Provided passage
──────────────────────────────
These are chat archives for FreeCodeCamp/Help

6th
Apr 2015
Suzanne Atkinson
@AdventureBear
Apr 06 2015 02:17
so...spinal case... I think this code works but when I put it in a bonfire, the user tests don't run. What's going on?
Tim Pinoy
@waeren
Apr 06 2015 02:29
@AdventureBear All your variables are global. You need to use the var keyword
Suzanne Atkinson
@AdventureBear
Apr 06 2015 02:39
@waeren thanks.
Evgeny Klimenchenko
@Dzheky
Apr 06 2015 04:34
hey guys, can somebody explain the array.filter(); I've read it in MDN, and still can't understand what it does
Cristián Berríos
@crisberrios
Apr 06 2015 04:49
uh, I'd have a hard time explaining it better than MDN
but filter acts as a gate for array items
if they pass the test (function returns true) then the item gets pushed to the target array
if it returns false, it's discarded
http://reactive-extensions.github.io/learnrx/ here you can learn all the array methods by implementing them
:)
Szajbob
@Szajbob
Apr 06 2015 10:34

Hi All! I have a problem with symmetric difference bonfire, I wrote the function, but one of the checks the freecodecamp performs does not look correct. This one:

assert.deepEqual(sym([1, 1, 2, 5], [2, 2, 3, 5], [3, 4, 5, 5]), [1, 4, 5], 'should return an array of unique values');
AssertionError:should return an array of unique values: expected [ 2, 4 ] to deeply equal [ 1, 4, 5 ]

It should return [1, 1, 2, 4], not [1, 4, 5] as I understand the symmetric difference

Bianca Mihai
@biancamihai
Apr 06 2015 10:39
@Szajbob I posted this a few days ago, I think it will help you :) https://www.youtube.com/watch?v=PxffSUQRkG4
so sym([1, 2, 5], [2, 3, 5], [3, 4, 5]) = sym(sym([1, 2, 5], [2, 3, 5]),[3, 4, 5]) = sym([1,3],[3,4,5]) = [1,4,5] :)
Szajbob
@Szajbob
Apr 06 2015 10:41
Thank you for replying- I understand the symmetric difference, but please look once again on the check the freecodecamp performs, it's not the arrays you used in your example. The result [1, 4, 5] is correct for them, but not for the one in their check
Bianca Mihai
@biancamihai
Apr 06 2015 10:46
can you please post the link to that bonfire? :) I can't go back ...
Bianca Mihai
@biancamihai
Apr 06 2015 10:46
i think there was a comment there that if an element is used, don;t use it again ...
──────────────────────────────
Data shown
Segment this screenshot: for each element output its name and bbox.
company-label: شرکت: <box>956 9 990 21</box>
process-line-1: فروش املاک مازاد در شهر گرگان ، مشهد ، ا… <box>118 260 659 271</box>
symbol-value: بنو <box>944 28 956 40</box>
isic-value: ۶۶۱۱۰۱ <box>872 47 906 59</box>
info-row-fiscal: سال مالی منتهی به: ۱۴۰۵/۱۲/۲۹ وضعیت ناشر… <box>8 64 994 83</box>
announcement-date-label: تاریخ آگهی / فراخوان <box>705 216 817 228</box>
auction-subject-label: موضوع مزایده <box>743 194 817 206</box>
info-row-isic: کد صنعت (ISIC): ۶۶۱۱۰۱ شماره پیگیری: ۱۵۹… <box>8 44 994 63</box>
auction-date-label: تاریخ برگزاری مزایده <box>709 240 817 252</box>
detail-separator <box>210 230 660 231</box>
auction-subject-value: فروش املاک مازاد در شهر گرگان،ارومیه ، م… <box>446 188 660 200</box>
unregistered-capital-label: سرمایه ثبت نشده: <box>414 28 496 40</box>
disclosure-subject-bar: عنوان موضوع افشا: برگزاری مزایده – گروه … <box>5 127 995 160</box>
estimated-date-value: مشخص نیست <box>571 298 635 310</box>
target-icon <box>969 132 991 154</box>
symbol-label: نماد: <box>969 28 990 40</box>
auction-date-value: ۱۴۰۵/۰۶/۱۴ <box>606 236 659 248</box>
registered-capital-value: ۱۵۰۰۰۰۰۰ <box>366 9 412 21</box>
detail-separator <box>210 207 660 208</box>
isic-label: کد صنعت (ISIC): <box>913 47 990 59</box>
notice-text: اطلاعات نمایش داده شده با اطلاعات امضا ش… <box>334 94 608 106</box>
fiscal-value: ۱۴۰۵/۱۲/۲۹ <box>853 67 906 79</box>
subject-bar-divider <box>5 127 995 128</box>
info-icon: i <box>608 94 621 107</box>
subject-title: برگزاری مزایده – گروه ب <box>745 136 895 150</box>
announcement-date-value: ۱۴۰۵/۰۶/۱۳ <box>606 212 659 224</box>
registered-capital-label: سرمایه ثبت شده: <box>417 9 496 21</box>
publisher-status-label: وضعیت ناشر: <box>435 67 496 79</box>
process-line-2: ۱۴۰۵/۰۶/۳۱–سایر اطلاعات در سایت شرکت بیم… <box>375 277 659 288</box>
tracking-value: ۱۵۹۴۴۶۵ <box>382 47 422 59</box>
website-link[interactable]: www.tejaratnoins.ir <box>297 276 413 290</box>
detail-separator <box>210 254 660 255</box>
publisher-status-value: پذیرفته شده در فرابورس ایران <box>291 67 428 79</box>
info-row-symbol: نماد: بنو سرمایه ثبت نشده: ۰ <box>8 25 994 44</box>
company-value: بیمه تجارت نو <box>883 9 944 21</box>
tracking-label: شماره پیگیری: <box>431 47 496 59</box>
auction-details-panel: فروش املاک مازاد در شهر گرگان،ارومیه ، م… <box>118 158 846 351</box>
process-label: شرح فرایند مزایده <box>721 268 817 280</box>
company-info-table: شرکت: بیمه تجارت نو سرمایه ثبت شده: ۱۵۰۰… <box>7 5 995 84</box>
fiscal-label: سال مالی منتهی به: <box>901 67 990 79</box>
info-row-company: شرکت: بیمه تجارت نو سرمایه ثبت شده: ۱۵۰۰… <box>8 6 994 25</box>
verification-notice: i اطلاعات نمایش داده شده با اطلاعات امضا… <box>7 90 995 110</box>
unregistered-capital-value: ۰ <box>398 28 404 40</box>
──────────────────────────────
What to work on
Answer these questions from the chat archive.
1. What did Tim Pinoy say was wrong with the spinal case code, and what did he say to use?
2. According to Cristián Berríos, what happens to an array item when the filter function returns false?
3. What result did Szajbob think the symmetric difference check should return instead of [1, 4, 5]?
Use only the chat archive, not the rows.

Answer to this exercise
1. All the variables were global, and the var keyword should be used.
2. The item is discarded.
3. [1, 1, 2, 4]